PROBLEM DETAILS: Would you extract the whole listing below and retype it exactly?

===============

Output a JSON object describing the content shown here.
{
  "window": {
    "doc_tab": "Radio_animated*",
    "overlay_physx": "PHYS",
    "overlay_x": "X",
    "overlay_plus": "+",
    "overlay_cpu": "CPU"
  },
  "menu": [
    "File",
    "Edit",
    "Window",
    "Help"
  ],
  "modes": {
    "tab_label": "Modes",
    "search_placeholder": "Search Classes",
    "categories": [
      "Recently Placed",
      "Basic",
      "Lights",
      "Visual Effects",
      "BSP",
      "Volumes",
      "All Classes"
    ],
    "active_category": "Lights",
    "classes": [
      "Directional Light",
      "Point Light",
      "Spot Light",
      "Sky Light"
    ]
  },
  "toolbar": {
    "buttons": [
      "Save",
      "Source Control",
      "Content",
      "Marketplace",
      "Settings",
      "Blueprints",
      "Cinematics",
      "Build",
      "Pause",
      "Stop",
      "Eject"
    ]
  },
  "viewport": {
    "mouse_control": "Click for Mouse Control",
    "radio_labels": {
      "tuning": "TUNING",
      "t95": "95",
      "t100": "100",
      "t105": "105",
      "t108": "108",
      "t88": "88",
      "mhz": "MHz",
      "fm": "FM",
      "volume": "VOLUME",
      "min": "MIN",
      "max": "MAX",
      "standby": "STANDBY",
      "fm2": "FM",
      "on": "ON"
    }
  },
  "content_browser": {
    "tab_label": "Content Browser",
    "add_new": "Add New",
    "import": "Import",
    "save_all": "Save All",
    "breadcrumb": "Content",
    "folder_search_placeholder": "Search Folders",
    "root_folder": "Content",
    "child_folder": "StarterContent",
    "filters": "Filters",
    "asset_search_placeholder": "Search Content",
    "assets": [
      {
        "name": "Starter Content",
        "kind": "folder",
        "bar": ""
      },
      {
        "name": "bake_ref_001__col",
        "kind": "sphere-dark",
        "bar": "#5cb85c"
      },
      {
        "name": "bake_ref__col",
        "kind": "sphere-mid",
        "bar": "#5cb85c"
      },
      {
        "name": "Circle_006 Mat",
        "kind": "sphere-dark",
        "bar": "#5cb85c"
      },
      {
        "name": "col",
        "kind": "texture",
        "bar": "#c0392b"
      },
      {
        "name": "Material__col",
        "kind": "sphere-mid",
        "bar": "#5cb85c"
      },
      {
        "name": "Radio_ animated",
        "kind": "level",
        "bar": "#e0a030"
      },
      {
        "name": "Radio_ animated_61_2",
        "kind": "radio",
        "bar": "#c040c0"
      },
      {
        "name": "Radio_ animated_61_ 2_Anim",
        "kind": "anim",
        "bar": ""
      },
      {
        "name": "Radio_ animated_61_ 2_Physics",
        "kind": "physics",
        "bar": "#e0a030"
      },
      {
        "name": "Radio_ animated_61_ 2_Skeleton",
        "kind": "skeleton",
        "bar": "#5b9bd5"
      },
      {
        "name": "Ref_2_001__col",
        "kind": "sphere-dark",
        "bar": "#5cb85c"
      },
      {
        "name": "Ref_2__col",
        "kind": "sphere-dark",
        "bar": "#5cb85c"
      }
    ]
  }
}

===============

RESULT BELOW:
Output a JSON object describing the content shown here.
{
  "window": {
    "doc_tab": "Radio_animated*",
    "overlay_physx": "PHYS",
    "overlay_x": "X",
    "overlay_plus": "+",
    "overlay_cpu": "CPU"
  },
  "menu": [
    "File",
    "Edit",
    "Window",
    "Help"
  ],
  "modes": {
    "tab_label": "Modes",
    "search_placeholder": "Search Classes",
    "categories": [
      "Recently Placed",
      "Basic",
      "Lights",
      "Visual Effects",
      "BSP",
      "Volumes",
      "All Classes"
    ],
    "active_category": "Lights",
    "classes": [
      "Directional Light",
      "Point Light",
      "Spot Light",
      "Sky Light"
    ]
  },
  "toolbar": {
    "buttons": [
      "Save",
      "Source Control",
      "Content",
      "Marketplace",
      "Settings",
      "Blueprints",
      "Cinematics",
      "Build",
      "Pause",
      "Stop",
      "Eject"
    ]
  },
  "viewport": {
    "mouse_control": "Click for Mouse Control",
    "radio_labels": {
      "tuning": "TUNING",
      "t95": "95",
      "t100": "100",
      "t105": "105",
      "t108": "108",
      "t88": "88",
      "mhz": "MHz",
      "fm": "FM",
      "volume": "VOLUME",
      "min": "MIN",
      "max": "MAX",
      "standby": "STANDBY",
      "fm2": "FM",
      "on": "ON"
    }
  },
  "content_browser": {
    "tab_label": "Content Browser",
    "add_new": "Add New",
    "import": "Import",
    "save_all": "Save All",
    "breadcrumb": "Content",
    "folder_search_placeholder": "Search Folders",
    "root_folder": "Content",
    "child_folder": "StarterContent",
    "filters": "Filters",
    "asset_search_placeholder": "Search Content",
    "assets": [
      {
        "name": "Starter Content",
        "kind": "folder",
        "bar": ""
      },
      {
        "name": "bake_ref_001__col",
        "kind": "sphere-dark",
        "bar": "#5cb85c"
      },
      {
        "name": "bake_ref__col",
        "kind": "sphere-mid",
        "bar": "#5cb85c"
      },
      {
        "name": "Circle_006 Mat",
        "kind": "sphere-dark",
        "bar": "#5cb85c"
      },
      {
        "name": "col",
        "kind": "texture",
        "bar": "#c0392b"
      },
      {
        "name": "Material__col",
        "kind": "sphere-mid",
        "bar": "#5cb85c"
      },
      {
        "name": "Radio_ animated",
        "kind": "level",
        "bar": "#e0a030"
      },
      {
        "name": "Radio_ animated_61_2",
        "kind": "radio",
        "bar": "#c040c0"
      },
      {
        "name": "Radio_ animated_61_ 2_Anim",
        "kind": "anim",
        "bar": ""
      },
      {
        "name": "Radio_ animated_61_ 2_Physics",
        "kind": "physics",
        "bar": "#e0a030"
      },
      {
        "name": "Radio_ animated_61_ 2_Skeleton",
        "kind": "skeleton",
        "bar": "#5b9bd5"
      },
      {
        "name": "Ref_2_001__col",
        "kind": "sphere-dark",
        "bar": "#5cb85c"
      },
      {
        "name": "Ref_2__col",
        "kind": "sphere-dark",
        "bar": "#5cb85c"
      }
    ]
  }
}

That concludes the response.